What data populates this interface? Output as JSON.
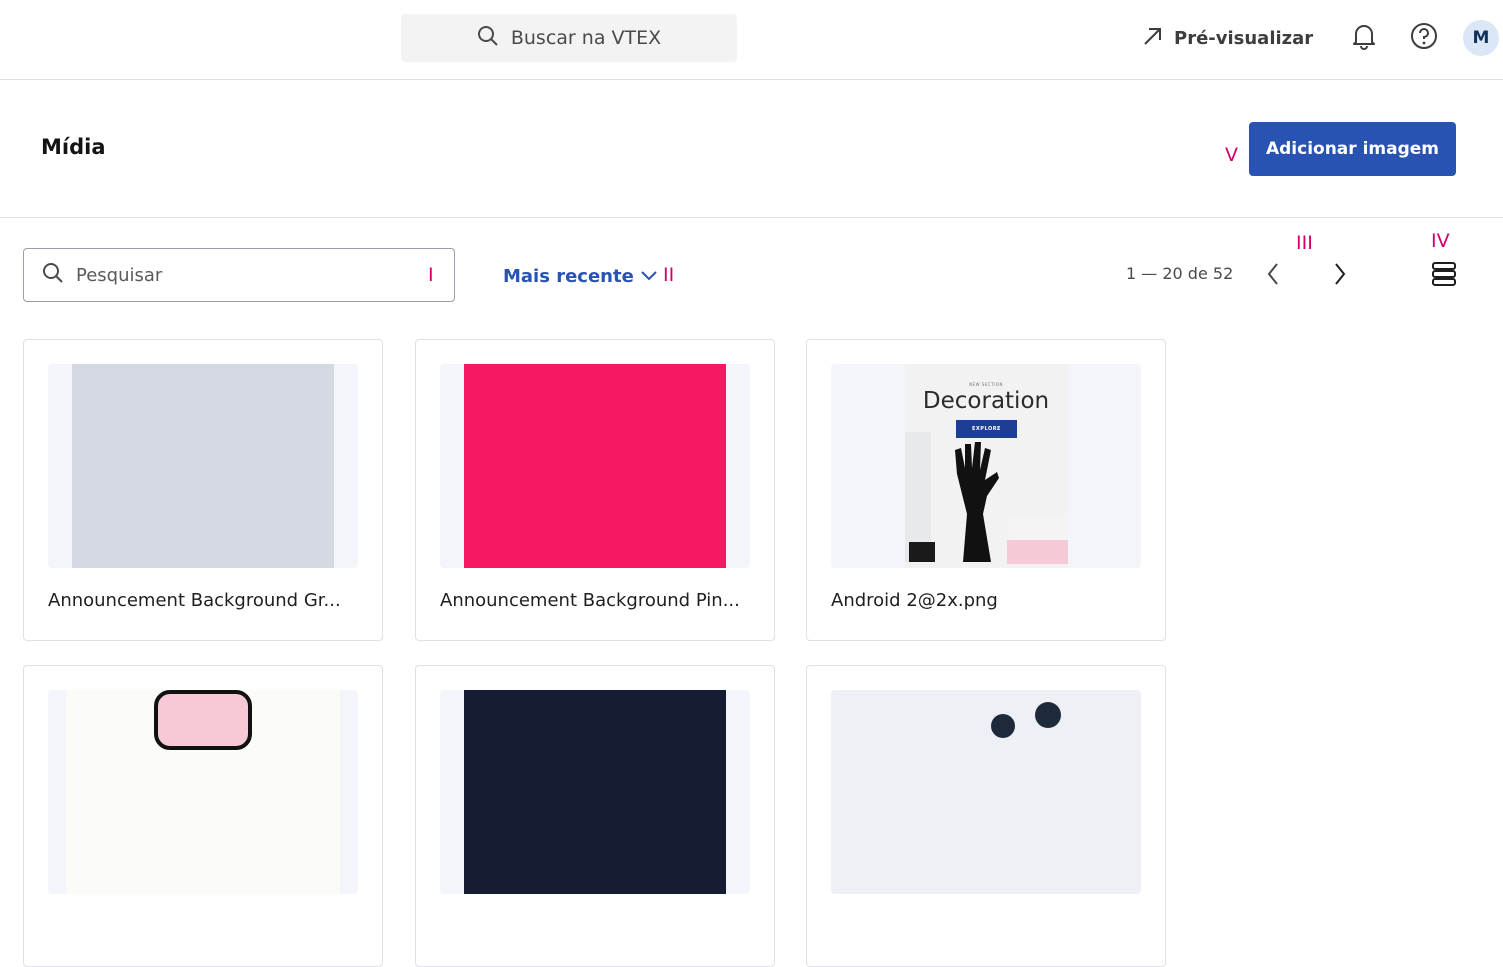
{
  "topbar": {
    "search_placeholder": "Buscar na VTEX",
    "preview_label": "Pré-visualizar",
    "avatar_initial": "M"
  },
  "page": {
    "title": "Mídia",
    "add_button_label": "Adicionar imagem"
  },
  "toolbar": {
    "search_placeholder": "Pesquisar",
    "sort_label": "Mais recente",
    "pagination_label": "1 — 20 de 52"
  },
  "annotations": {
    "search": "I",
    "sort": "II",
    "pagination": "III",
    "view_toggle": "IV",
    "add_button": "V"
  },
  "media_items": [
    {
      "name": "Announcement Background Gr...",
      "thumb_color": "#d5d9e1"
    },
    {
      "name": "Announcement Background Pin...",
      "thumb_color": "#f51964"
    },
    {
      "name": "Android 2@2x.png",
      "thumb_kicker": "NEW SECTION",
      "thumb_title": "Decoration",
      "thumb_button": "EXPLORE"
    },
    {
      "name": "",
      "thumb_color": "#f7d0dc"
    },
    {
      "name": "",
      "thumb_color": "#141d33"
    },
    {
      "name": "",
      "thumb_color": "#eef0f6"
    }
  ],
  "colors": {
    "primary": "#2953b2",
    "annotation": "#d3006b"
  }
}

________________________

WHAT YOU ARE ASKED TO DO: Give only the number of lines in the data that hold the string "Background".

FULL RESPONSE: 2